═════ Material ═════

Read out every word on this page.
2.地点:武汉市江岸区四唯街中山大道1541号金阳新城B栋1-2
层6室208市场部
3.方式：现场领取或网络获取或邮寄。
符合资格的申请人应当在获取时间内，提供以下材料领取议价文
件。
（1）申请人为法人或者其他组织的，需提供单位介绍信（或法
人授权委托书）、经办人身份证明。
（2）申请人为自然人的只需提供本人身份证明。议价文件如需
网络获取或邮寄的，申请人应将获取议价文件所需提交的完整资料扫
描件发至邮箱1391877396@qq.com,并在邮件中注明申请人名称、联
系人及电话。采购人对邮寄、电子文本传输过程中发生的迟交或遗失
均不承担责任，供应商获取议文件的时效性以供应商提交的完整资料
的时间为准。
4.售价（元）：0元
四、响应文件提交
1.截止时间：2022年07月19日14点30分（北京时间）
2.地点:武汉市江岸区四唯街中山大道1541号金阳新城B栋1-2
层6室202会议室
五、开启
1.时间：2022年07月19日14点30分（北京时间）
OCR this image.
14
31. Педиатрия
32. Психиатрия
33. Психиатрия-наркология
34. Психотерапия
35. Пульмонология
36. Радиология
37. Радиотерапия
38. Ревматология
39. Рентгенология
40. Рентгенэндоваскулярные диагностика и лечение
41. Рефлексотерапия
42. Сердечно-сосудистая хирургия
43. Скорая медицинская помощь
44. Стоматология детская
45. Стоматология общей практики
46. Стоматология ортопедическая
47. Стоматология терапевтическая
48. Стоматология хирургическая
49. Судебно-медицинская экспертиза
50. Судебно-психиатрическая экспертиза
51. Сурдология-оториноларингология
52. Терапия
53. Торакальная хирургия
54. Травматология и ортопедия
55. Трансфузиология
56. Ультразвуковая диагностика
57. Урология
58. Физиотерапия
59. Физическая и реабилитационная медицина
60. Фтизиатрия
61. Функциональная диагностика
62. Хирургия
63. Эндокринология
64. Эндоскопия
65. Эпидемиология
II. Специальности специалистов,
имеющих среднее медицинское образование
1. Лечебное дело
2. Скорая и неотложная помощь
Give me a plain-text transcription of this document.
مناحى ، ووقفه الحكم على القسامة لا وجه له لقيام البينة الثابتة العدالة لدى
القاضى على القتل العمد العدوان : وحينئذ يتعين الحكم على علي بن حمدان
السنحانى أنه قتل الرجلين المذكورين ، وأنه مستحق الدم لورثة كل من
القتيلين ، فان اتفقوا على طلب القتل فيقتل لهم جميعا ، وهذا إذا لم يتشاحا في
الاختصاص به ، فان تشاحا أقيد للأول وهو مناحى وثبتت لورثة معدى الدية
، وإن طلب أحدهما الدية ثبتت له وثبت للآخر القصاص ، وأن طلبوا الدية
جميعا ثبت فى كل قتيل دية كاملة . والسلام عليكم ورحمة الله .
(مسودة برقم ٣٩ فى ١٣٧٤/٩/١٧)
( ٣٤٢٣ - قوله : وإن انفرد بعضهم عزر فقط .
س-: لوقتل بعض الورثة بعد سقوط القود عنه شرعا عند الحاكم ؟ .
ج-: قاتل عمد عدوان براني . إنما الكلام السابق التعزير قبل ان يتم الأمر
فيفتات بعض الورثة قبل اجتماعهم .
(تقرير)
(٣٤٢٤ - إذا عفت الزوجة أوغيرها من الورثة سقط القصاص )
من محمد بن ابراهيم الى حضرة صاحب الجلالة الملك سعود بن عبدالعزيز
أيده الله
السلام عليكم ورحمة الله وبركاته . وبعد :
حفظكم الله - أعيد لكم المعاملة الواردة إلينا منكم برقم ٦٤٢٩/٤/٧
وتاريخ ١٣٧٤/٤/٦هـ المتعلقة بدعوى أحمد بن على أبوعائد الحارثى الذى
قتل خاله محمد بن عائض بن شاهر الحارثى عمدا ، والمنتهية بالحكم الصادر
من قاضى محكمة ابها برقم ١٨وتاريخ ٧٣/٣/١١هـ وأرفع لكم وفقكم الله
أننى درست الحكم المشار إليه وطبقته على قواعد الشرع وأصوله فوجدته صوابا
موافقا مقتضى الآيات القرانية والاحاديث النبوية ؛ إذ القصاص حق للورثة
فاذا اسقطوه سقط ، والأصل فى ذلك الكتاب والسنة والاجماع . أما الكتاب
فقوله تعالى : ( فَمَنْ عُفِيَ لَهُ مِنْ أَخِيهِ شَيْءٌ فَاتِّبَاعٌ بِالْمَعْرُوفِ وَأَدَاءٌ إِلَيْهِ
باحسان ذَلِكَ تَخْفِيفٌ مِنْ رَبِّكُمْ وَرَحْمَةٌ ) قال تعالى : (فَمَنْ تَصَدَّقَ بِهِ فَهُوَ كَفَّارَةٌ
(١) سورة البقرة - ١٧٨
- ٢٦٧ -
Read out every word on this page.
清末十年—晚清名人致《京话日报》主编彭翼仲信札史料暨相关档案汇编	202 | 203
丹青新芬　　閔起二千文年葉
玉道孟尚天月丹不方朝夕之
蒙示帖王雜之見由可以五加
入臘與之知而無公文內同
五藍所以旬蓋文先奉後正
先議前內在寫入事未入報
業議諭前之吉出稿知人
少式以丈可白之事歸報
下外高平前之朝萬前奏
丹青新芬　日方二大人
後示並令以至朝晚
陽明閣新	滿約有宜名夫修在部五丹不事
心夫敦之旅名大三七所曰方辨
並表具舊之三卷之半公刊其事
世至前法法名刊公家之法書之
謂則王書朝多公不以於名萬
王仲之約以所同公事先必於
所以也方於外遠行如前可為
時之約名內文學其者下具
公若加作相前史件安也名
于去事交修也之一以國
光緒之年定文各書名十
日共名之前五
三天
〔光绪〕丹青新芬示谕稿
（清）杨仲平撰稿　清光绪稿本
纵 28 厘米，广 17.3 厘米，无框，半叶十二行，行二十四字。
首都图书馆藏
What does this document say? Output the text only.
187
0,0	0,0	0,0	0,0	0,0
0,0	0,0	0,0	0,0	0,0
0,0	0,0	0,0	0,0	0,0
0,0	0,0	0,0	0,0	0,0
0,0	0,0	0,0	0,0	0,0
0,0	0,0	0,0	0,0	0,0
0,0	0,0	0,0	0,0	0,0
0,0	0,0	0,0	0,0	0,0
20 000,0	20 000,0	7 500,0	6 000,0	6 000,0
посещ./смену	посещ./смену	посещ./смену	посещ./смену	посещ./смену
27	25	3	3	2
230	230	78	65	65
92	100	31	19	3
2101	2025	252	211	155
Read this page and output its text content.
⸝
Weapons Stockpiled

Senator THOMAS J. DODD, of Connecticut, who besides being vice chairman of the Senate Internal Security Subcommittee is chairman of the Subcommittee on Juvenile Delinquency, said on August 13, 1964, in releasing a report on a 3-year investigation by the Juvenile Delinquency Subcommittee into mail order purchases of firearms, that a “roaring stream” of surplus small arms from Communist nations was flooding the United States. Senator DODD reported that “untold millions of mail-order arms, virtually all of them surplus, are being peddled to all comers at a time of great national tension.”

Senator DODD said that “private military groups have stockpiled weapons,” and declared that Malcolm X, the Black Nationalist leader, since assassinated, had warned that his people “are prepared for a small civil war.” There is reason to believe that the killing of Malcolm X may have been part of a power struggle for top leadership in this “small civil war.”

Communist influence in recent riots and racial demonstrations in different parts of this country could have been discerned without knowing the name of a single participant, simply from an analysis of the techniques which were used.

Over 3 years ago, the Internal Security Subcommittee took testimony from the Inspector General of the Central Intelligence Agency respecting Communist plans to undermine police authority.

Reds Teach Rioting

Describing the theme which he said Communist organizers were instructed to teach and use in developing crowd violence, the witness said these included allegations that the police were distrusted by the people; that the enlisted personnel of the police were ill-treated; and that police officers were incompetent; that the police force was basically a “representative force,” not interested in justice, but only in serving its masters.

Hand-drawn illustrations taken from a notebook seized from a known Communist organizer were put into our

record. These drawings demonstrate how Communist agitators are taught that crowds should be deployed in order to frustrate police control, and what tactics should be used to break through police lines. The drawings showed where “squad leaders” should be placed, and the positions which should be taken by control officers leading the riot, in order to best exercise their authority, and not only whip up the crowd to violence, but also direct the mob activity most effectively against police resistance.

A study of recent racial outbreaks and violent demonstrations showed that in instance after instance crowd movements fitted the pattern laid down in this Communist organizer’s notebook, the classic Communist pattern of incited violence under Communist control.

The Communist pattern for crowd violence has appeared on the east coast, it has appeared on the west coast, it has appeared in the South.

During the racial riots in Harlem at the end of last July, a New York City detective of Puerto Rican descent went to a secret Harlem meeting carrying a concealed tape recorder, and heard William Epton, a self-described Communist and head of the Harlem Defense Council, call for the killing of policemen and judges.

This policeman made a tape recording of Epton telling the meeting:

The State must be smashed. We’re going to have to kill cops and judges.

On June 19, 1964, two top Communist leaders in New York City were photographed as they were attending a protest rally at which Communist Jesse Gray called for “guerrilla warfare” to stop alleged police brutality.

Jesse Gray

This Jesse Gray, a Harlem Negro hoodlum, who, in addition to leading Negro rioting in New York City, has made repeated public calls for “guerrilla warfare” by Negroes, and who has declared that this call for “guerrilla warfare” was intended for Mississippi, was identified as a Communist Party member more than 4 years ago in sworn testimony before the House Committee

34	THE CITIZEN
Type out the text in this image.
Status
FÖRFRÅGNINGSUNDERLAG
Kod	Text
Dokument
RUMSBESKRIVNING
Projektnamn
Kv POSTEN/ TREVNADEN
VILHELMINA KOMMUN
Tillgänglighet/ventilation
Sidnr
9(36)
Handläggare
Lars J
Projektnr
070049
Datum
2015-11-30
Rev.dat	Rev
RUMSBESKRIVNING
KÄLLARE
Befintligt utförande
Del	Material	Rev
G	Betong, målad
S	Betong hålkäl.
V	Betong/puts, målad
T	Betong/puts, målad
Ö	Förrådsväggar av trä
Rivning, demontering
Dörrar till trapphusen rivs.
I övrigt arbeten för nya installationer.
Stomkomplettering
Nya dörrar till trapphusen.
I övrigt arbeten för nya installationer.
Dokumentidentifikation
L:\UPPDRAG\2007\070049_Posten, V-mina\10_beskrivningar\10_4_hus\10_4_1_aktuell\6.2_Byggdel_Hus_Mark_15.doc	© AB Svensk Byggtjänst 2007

═════

▸ Task brief
Count how many lines include the string "document". Nothing but the number is needed.

▸ The response
2